■ Jobs:
1/ Change "video" to "camera" in the forum thread about the 17-point buck, and write out the thread from "My brother in law took" up to and including "200 class. whoa." with that change made.
2/ Go on with the forum thread about the 17-point buck, picking up right after its final line.

■ Passage given:

** begin **

# My brother in laws 17 pt! Must see!



## skycruiser (Aug 7, 2009)

My brother in law took this beautiful 17 pt on opening day of bow season. The kill shot was captured on video an is being bid on by network TV. It's already being touted as ohio big buck, possible 200 class. whoa.

now with pic


----------



## BassBlaster (Jun 8, 2006)

So wheres the pics?


----------



## BassSlayerChris (Aug 9, 2010)

Pic please.


----------



## Mushijobah (May 4, 2004)

Pics man pics!!!!


----------



## B&HOUTDOORS (May 13, 2009)

uhhhh, who comes on here with that kind of brag post and doesn't back it up....if there was a 200" deer shot in Ohio on opening day I am sure the word and the pictures would have made the rounds by now....I call BS until pics to prove it.


----------



## firstflight111 (May 22, 2008)

B&HOUTDOORS said:


> uhhhh, who comes on here with that kind of brag post and doesn't back it up....if there was a 200" deer shot in Ohio on opening day I am sure the word and the pictures would have made the rounds by now....I call BS until pics to prove it.


worthless with out pic 
I call BS until pics to prove it


----------



## TPaco214 (Feb 16, 2005)

yo guy...pics?


----------



## Snakecharmer (Apr 9, 2008)

Maybe you got to put in a bid to see the photos... I'll bid 2 cents.


----------



## saugeyesam (Apr 20, 2004)

** end **

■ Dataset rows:

** begin **

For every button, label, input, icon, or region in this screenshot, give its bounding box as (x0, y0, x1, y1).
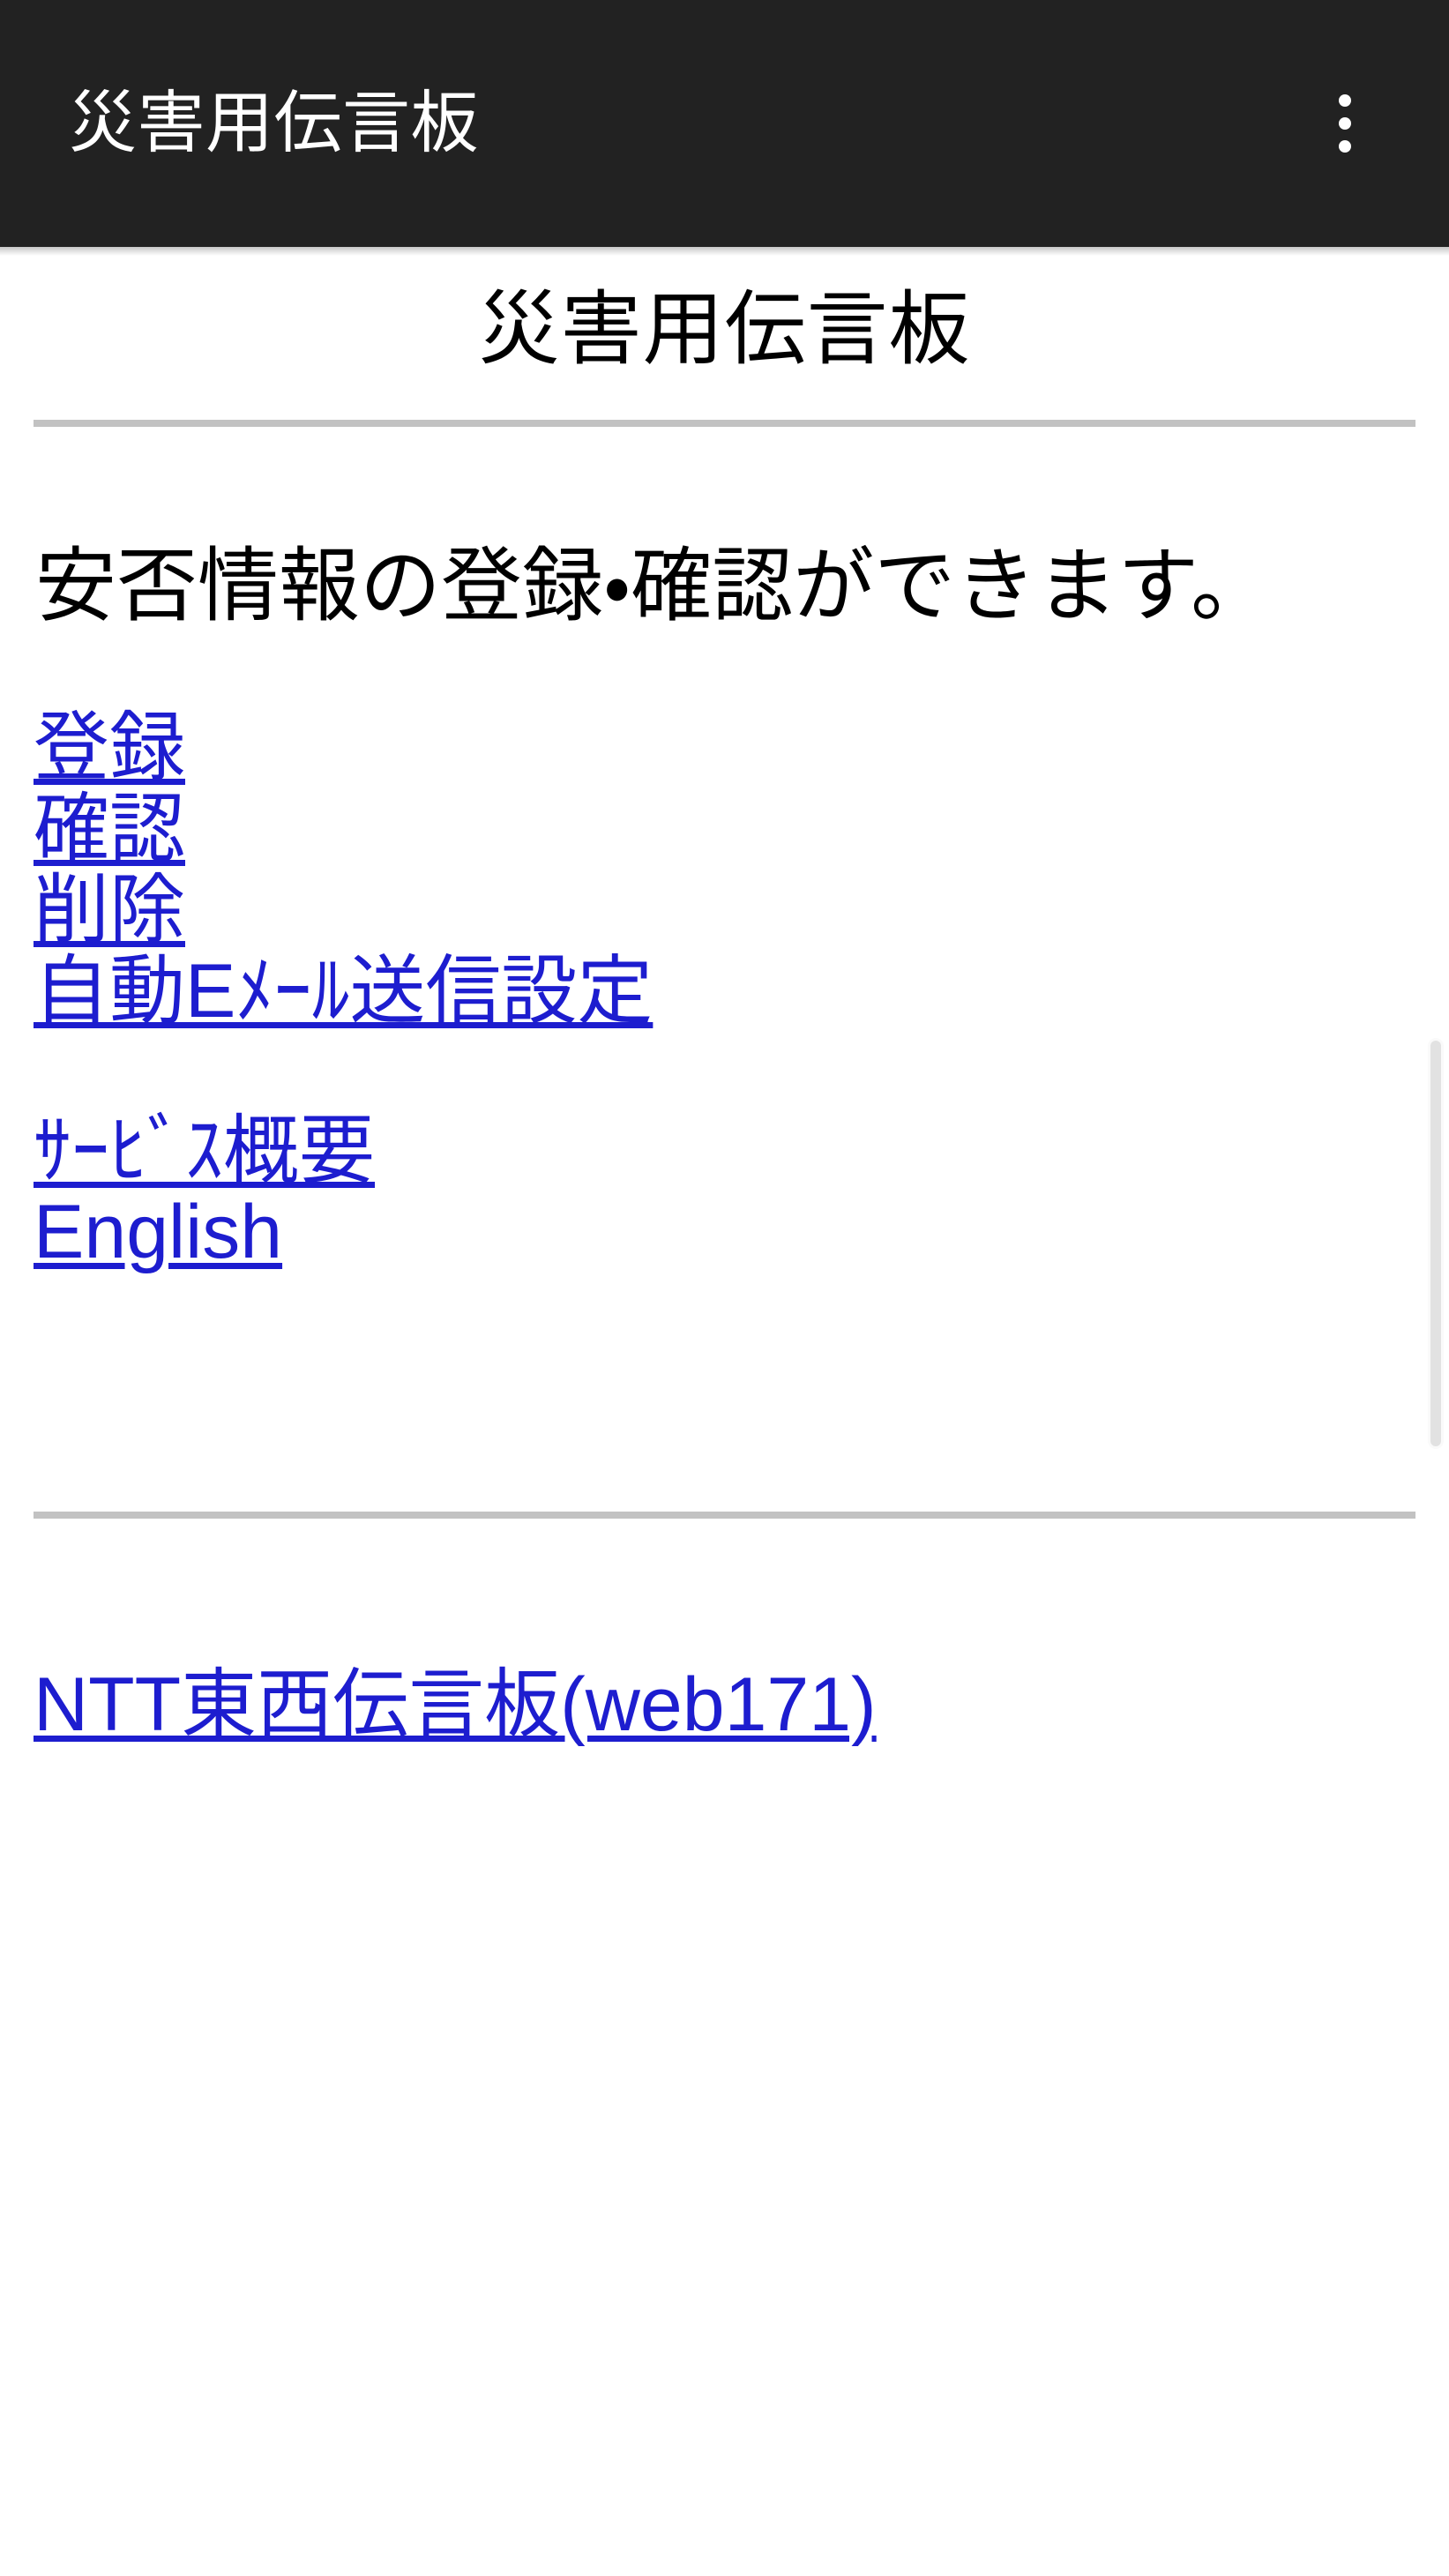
link-confirm[interactable]: 確認 (34, 790, 185, 869)
scrollbar-thumb[interactable] (1430, 1041, 1441, 1446)
page-title: 災害用伝言板 (478, 285, 971, 375)
link-english[interactable]: English (34, 1193, 282, 1272)
app-bar: 災害用伝言板 (0, 0, 1449, 247)
link-service-overview[interactable]: ｻｰﾋﾞｽ概要 (34, 1113, 375, 1191)
overflow-menu-icon[interactable] (1303, 71, 1387, 176)
link-ntt-web171[interactable]: NTT東西伝言板(web171) (34, 1666, 877, 1744)
app-bar-title: 災害用伝言板 (69, 85, 479, 161)
list-item: ｻｰﾋﾞｽ概要 (34, 1113, 1449, 1191)
link-delete[interactable]: 削除 (34, 871, 185, 950)
vertical-scrollbar[interactable] (1423, 247, 1449, 2576)
overflow-dot-1 (1339, 94, 1351, 107)
intro-paragraph: 安否情報の登録・確認ができます。 (35, 541, 1273, 631)
list-item: 確認 (34, 790, 1449, 869)
list-item: 自動Eﾒｰﾙ送信設定 (34, 952, 1449, 1031)
overflow-dot-2 (1339, 117, 1351, 130)
primary-link-list: 登録 確認 削除 自動Eﾒｰﾙ送信設定 (0, 710, 1449, 1030)
secondary-link-list: ｻｰﾋﾞｽ概要 English (0, 1113, 1449, 1271)
footer-link-list: NTT東西伝言板(web171) (0, 1666, 1449, 1744)
divider-bottom (34, 1511, 1415, 1519)
list-item: 削除 (34, 871, 1449, 950)
app-bar-shadow (0, 247, 1449, 256)
list-item: 登録 (34, 710, 1449, 788)
link-auto-email-settings[interactable]: 自動Eﾒｰﾙ送信設定 (34, 952, 653, 1031)
list-item: NTT東西伝言板(web171) (34, 1666, 1449, 1744)
overflow-dot-3 (1339, 140, 1351, 153)
list-item: English (34, 1193, 1449, 1272)
page-content: 災害用伝言板 安否情報の登録・確認ができます。 登録 確認 削除 自動Eﾒｰﾙ送… (0, 247, 1449, 2576)
link-register[interactable]: 登録 (34, 710, 185, 788)
divider-top (34, 419, 1415, 427)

** end **

■ Answers to the exercises:
1/
My brother in law took this beautiful 17 pt on opening day of bow season. The kill shot was captured on camera an is being bid on by network TV. It's already being touted as ohio big buck, possible 200 class. whoa.

2/
Yeah now a days I need to see photographic evidence and even then I may still question it. 

As my pappy always use to say "Believe nothing of what you hear and only half of what you see" or don't see in this case. Pics man, Pics!!!!!


----------



## Scum_Frog (Apr 3, 2009)

I got a feeling her tried posting a pic up and it didnt go through...cuz his first sentence is My brother in law "took" this nice 17 pt.....I got a feeling a pic will come next time he's on....if not then....BBBBSSSSSSSS!!! Lol


----------



## B&HOUTDOORS (May 13, 2009)

I think this is the buck he is talking about!!!! lol


----------



## GotSpaceOnMyWall4U (Oct 6, 2010)

B&H i had a perfect leg shot on that buck second tuesday of last week whered you find him lol.


----------



## walkerdog (May 13, 2009)

B&HOUTDOORS said:


> I think this is the buck he is talking about!!!! lol


That can't possibly be it. That's more than 17 pts. lol.


----------



## BassSlayerChris (Aug 9, 2010)

B&HOUTDOORS said:


> I think this is the buck he is talking about!!!! lol


Too small.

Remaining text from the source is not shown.